• **DIRECTIONS**
How many lines of the data contain the string "currentTarget"? Count case-sensitively and give only the number.

------

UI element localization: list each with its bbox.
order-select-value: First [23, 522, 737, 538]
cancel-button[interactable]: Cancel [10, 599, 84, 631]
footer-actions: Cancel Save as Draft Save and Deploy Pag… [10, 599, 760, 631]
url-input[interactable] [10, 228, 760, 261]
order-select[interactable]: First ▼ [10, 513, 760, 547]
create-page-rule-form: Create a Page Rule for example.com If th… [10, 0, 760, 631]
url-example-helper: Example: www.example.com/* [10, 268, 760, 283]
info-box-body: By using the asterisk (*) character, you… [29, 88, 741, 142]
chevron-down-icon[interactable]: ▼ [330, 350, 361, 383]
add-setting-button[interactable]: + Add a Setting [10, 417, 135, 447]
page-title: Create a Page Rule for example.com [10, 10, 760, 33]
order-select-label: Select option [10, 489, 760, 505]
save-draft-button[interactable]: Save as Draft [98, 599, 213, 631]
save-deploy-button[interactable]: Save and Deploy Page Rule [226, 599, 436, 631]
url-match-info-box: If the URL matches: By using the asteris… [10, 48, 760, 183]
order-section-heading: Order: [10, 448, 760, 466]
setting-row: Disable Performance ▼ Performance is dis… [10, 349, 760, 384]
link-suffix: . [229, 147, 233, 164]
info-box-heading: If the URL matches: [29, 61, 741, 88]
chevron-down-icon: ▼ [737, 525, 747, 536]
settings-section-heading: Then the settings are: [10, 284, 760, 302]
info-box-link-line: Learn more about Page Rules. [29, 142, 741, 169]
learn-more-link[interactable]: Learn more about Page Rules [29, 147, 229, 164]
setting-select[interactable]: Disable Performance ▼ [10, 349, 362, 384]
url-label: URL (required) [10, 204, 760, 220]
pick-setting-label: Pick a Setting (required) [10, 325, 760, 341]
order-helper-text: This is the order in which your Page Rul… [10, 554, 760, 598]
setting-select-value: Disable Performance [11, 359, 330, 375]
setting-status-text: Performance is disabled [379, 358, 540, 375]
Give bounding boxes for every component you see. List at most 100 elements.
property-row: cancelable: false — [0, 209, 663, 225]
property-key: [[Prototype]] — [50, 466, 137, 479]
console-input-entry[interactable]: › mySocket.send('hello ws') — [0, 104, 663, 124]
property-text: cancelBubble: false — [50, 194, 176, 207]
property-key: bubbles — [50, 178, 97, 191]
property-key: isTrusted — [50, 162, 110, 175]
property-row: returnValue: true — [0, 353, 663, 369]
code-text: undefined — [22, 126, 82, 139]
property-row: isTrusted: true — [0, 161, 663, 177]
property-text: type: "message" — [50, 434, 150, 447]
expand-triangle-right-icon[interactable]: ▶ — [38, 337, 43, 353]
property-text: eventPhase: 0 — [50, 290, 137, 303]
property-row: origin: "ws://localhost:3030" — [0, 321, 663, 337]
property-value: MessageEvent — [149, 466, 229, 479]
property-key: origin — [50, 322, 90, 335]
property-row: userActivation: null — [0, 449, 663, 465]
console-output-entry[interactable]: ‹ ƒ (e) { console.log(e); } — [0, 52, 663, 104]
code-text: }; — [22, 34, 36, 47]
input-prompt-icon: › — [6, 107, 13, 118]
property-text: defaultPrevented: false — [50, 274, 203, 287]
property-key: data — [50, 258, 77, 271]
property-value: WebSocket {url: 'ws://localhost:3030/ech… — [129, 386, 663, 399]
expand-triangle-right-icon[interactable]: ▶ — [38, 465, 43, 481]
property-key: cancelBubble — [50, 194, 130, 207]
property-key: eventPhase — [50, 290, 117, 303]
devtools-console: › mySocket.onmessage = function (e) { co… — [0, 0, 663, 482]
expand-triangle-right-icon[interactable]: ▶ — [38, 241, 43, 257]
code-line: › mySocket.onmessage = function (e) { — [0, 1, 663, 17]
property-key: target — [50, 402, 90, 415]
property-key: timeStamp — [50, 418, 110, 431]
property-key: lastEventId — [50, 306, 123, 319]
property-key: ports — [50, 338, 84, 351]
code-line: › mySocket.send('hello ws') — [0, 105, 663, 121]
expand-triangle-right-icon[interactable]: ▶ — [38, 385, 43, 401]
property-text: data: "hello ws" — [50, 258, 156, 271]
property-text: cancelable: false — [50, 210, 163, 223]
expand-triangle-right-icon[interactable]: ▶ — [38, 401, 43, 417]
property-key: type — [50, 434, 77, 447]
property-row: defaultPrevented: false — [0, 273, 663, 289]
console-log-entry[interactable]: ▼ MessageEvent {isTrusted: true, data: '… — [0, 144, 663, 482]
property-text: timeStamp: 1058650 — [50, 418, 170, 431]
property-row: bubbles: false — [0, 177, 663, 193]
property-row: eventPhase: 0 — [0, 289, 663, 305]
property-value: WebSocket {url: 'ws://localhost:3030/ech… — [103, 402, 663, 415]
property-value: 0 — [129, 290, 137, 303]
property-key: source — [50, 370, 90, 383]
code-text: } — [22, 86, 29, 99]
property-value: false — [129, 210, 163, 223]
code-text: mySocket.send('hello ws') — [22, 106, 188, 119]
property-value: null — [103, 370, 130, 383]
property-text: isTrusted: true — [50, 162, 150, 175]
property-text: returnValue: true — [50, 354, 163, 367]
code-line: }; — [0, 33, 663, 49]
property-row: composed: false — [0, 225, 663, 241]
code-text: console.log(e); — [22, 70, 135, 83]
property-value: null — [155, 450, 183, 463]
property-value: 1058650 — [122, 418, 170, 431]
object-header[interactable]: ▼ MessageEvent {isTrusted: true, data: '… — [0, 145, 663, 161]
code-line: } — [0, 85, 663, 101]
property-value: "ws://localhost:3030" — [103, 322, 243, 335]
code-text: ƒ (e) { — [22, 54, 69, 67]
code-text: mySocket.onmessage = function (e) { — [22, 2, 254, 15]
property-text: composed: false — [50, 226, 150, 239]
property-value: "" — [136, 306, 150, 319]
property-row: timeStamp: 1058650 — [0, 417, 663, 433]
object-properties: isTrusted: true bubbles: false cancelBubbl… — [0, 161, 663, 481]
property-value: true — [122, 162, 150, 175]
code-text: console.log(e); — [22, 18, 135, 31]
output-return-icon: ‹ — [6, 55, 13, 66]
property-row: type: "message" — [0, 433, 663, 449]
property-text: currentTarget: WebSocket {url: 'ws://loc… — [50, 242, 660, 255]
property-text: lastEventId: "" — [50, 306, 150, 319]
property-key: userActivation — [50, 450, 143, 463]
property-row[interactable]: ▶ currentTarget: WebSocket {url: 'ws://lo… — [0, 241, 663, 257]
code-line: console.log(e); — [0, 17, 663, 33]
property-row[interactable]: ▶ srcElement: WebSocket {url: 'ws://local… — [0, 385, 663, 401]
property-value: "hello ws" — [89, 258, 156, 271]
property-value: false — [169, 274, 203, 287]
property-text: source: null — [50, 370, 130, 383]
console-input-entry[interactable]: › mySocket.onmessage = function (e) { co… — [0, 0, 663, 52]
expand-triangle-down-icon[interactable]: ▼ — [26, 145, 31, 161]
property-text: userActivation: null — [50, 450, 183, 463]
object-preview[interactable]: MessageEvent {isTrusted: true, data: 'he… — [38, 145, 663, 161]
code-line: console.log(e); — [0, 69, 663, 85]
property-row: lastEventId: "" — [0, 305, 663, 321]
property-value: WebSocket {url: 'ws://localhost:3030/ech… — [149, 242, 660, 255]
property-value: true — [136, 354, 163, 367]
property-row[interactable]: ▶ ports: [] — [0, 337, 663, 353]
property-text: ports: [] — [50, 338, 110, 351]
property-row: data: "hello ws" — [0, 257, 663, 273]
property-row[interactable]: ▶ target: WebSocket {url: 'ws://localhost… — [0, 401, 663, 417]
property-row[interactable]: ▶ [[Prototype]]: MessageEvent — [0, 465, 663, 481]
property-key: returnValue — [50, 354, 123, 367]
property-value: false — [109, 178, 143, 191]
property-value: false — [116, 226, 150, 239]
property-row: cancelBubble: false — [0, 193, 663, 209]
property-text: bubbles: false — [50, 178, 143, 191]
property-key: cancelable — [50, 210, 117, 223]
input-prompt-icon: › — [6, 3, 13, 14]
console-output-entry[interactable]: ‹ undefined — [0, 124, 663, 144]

------

• **WRITTEN ANSWER**
2